**Given text**
As shown in FIG. 4, after a connection is made, the cable may be bent or folded by 90 degrees into parallel with the board so that the connector and cable do not protrude above the board by much more that the height of the connector head. The length of the ties is sufficient that the cable may bend without force or binding between the connector head and the grip sleeve.
In the preferred embodiment, the connector head has an overall width and length of 1.0 inch (25 mm), and a thickness of about 0.4 inch (10 mm). The ribbon cable has a width of 0.7 inch (18 mm). The ties 52 have a length that permits a spacing of 0.6 inch (15 mm) between the ends 42 of the sliders 36 and the nearest surface of the sleeve 44 when the cable is straight. The sleeve has a width of about 1.0 inch (25 mm), a length of 0.5 inch (12 mm) and a thickness of about 0.2 inch (5 mm). When the connector is connected to a board mounted socket and the cable and sleeve folded flat, the connector protrudes above the board surface by a limited 1.2 inch (30 mm).
While the disclosure is made in terms of a preferred embodiment, the invention is not intended to be so limited.
1. An electrical connector for connection to a receptacle having a receptacle electrical contact and a mechanical latch element, the connector comprising:
- a body;
- a connector electrical contact positioned to contact the receptacle electrical contact when the connector is connected to the receptacle;
- a flexible electrical conductor extending from the body and connected to the connector electrical contact;
- a movable connector latch attached to the body and movable relative to the body between an engaged position and a disengaged position, such that the latch engages the receptacle latch element only when in the engaged position;
- a grip connected to the connector latch and operable to move the connector latch between the engaged position and the disengaged position; and
- a flexible tension element connecting the grip to the connector latch.
2. The connector of claim 1 wherein the grip is spaced apart from the body, such that the grip may be angularly disposed with respect to the body.
3. The connector of claim 1 wherein the grip is a sleeve defining a passage.
4. The connector of claim 3 wherein the electrical conductor passes through the passage.
5. The connector of claim 1 wherein the connector engages the receptacle by movement along a connection axis, and wherein the grip is angularly movable relative to the body away from the axis.
6. The connector of claim 5 wherein the connector latch includes a receptacle engaging portion movable in a direction angularly offset from the connection axis into and out of engagement with the receptacle latch.
7. The connector of claim 6 wherein the connector latch includes a cam element connected to the tension element and movable in a direction substantially parallel to the connection axis, such that pulling on the grip moves the cam element, which disengages the latch.
8. The connector of claim 1 wherein the conductor is a ribbon cable.
9. The connector of claim 8 including a pair of tension elements, each connected to the grip near a respective edge of the ribbon cable.
10. The connector of claim 1 wherein the tension elements are elongated electrically non-conductive members.

**Supplied information**
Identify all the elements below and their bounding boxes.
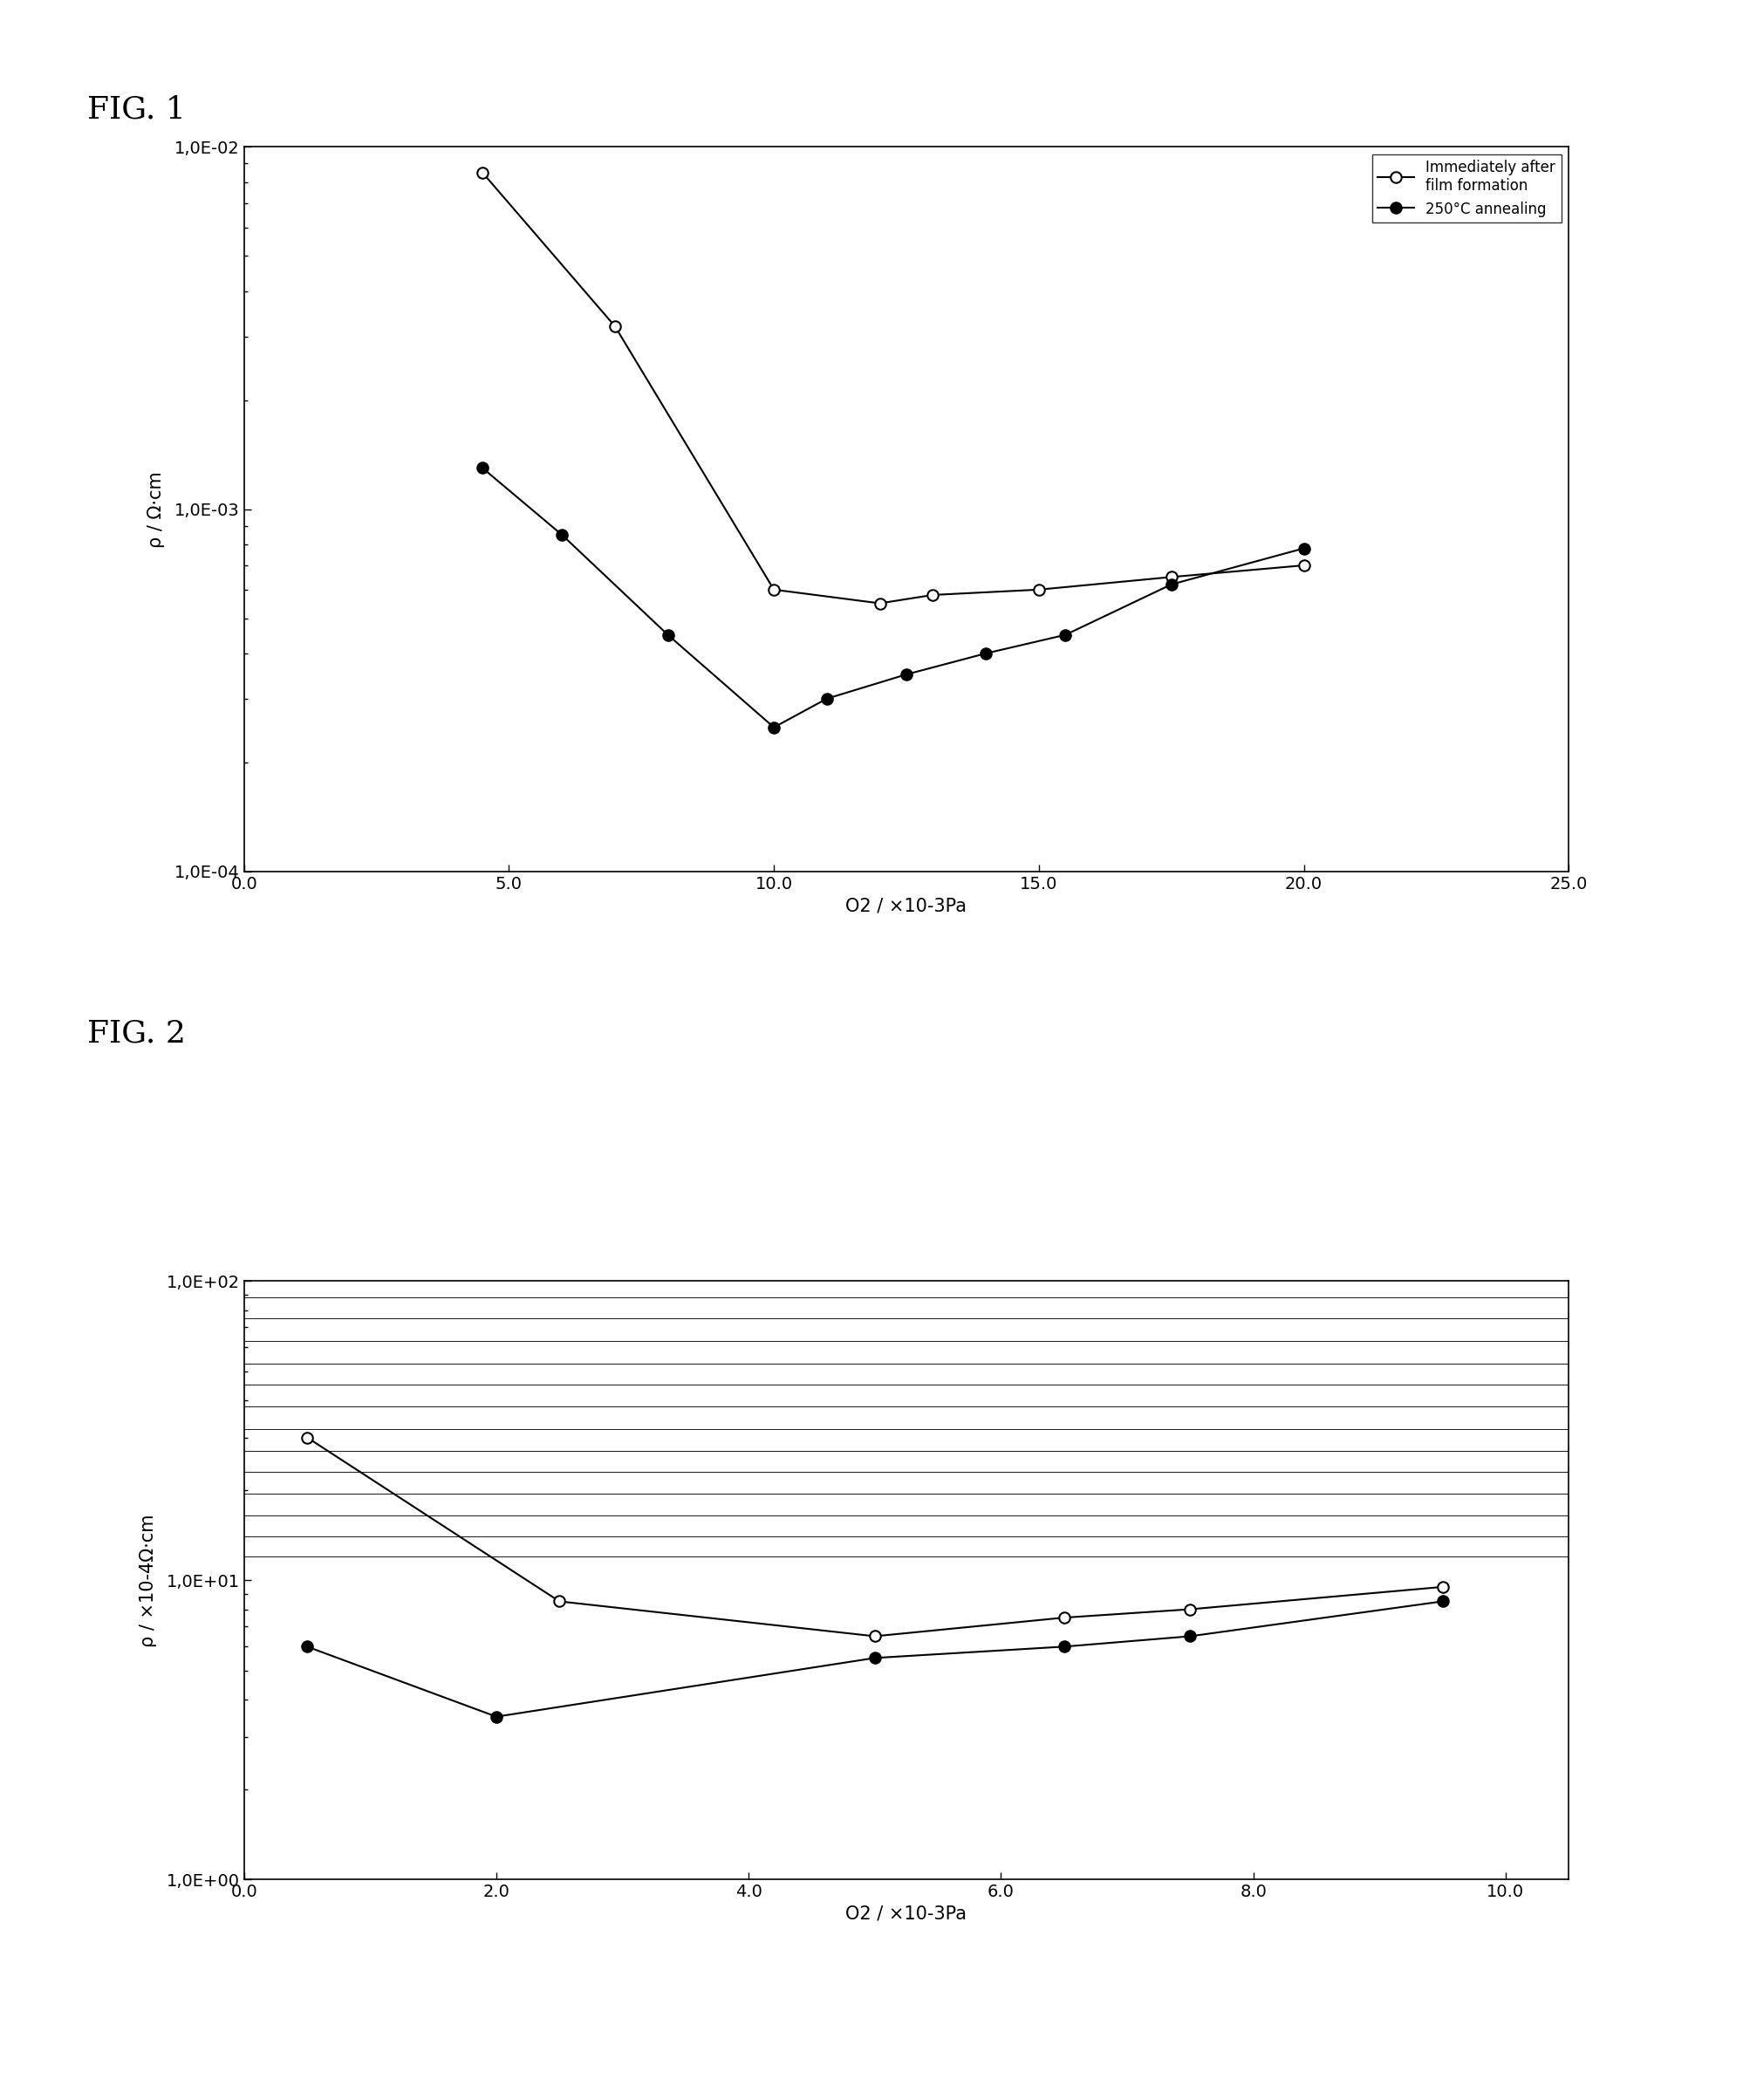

**Required work**
Turn the paragraph of the connector patent text that begins "In the preferred embodiment" into a short bulleted list that keeps all of its measurements.

**The result**
- Connector head: 1.0 inch (25 mm) in overall width and length, about 0.4 inch (10 mm) thick.
- Ribbon cable: 0.7 inch (18 mm) wide.
- Ties: long enough to leave 0.6 inch (15 mm) between the slider ends and the nearest sleeve surface when the cable is straight.
- Sleeve: about 1.0 inch (25 mm) wide, 0.5 inch (12 mm) long, about 0.2 inch (5 mm) thick.
- When the connector is in a board-mounted socket and the cable and sleeve are folded flat, it protrudes only 1.2 inch (30 mm) above the board surface.